__Activity A__. Copy the passage of the zone-based firewall thread starting with "Making that change" and going on through "stuff cut out.".
__Activity B__. Extend the zone-based firewall thread past its final line.

===== Text passage

Thanks for all of that!   I had done a little work on it, but was starting to run into some issue.   I did notice one thing in yours, this section here:

class-map type inspect match-all INSIDE-TO-OUTSIDE-CM
match protocol https
match protocol dns
match protocol udp
match protocol tcp
match protocol pop3
match protocol smtp
match protocol icmp
!

I believe that should be "match-any"?   As match-all it doesn't work and blocks everything.  If that's not correct, please advise, as I missed something else! 

 

Making that change enabled it to work, and I went on to add in the DHCP addresses, and the other VLAN for the DMZ server, and I used your examples to configure the ZBF for that as well.   As of now, I believe everything is working.  Can you look over the final config and see if you see any issues or potential problems?   Attached with the crypto stuff cut out.  

 

The DMZ server needs to be accessed via RDP on 3389 from inside, or outside the network.   It also needs to be able to send email only - no receive, and get windows updates via https, and should not respond to icmp.   There are no other connections to/from that server.

Hello,

 

you are absolutely right about the match any.

 

I'll check the config and get back with you...

Hello,

 

the config looks perfect !

==========
===== Entries provided

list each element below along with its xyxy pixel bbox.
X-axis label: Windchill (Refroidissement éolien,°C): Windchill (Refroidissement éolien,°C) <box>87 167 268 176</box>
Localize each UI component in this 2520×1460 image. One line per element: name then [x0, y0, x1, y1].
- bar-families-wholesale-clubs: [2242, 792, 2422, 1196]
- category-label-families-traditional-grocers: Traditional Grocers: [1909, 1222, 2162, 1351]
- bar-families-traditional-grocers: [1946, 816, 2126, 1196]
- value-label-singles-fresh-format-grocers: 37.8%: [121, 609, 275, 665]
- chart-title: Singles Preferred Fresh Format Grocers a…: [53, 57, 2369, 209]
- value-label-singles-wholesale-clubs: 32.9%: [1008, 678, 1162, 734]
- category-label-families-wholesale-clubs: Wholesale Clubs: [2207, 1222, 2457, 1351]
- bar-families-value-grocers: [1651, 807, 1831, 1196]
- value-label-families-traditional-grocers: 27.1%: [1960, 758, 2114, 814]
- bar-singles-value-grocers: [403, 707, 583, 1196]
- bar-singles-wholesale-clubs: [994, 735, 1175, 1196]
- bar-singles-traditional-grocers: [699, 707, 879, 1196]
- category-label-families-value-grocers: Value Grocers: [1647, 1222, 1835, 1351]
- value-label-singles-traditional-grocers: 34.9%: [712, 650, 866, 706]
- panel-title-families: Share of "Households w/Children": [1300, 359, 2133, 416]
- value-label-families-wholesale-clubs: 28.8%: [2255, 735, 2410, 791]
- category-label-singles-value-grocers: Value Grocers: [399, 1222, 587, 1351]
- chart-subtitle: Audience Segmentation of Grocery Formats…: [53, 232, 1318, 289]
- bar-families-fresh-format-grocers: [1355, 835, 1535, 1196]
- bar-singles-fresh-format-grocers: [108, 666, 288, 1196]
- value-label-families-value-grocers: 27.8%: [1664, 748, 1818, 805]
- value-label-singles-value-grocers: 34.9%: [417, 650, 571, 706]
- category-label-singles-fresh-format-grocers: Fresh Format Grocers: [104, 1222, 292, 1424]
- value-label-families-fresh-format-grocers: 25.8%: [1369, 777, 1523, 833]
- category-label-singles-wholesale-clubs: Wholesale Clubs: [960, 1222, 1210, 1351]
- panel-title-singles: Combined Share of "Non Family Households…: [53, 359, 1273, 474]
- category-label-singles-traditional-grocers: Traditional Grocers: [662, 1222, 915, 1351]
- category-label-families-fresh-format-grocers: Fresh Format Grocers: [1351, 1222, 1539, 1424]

==========

__Written reply A__.
Making that change enabled it to work, and I went on to add in the DHCP addresses, and the other VLAN for the DMZ server, and I used your examples to configure the ZBF for that as well.   As of now, I believe everything is working.  Can you look over the final config and see if you see any issues or potential problems?   Attached with the crypto stuff cut out.

__Written reply B__.
George, having a little problem with this though.   All our internal clients on VLAN1 were getting DHCP addresses via the Comcast WAN, and not from the router.   If I get rid of the two ACL's and maps you had in yours to allow those requests in and out (self-out, out-self), then the WAN can't get it's address.   So I made a few changes, it seems to work from the client side.  They are getting internal addresses now, and so is the WAN if I reload.  

 

Also the VLAN2 wasn't able to access any internet, so I added in DNS and HTTPS so it's windows update can work.  That seems fine now too.

 

Can you take a double-check to see that I didn't miss anything?   There's a situation every so often where the console locks up.   Such as:  sh dhcp lease *, it goes black and I can't input or break.  Log entries are still listing on the console page, but no more input.   Haven't figured out why this is happening yet.   

 

 

Hello,

 

the config looks fine. When you say the console locks up, from where are you accessing the console ?

Via the console cable to USB.  Works fine, except on a few commands which it locks up.

 

Actually, the config isn't working 100%, I've still got some devices getting IP addresses from outside.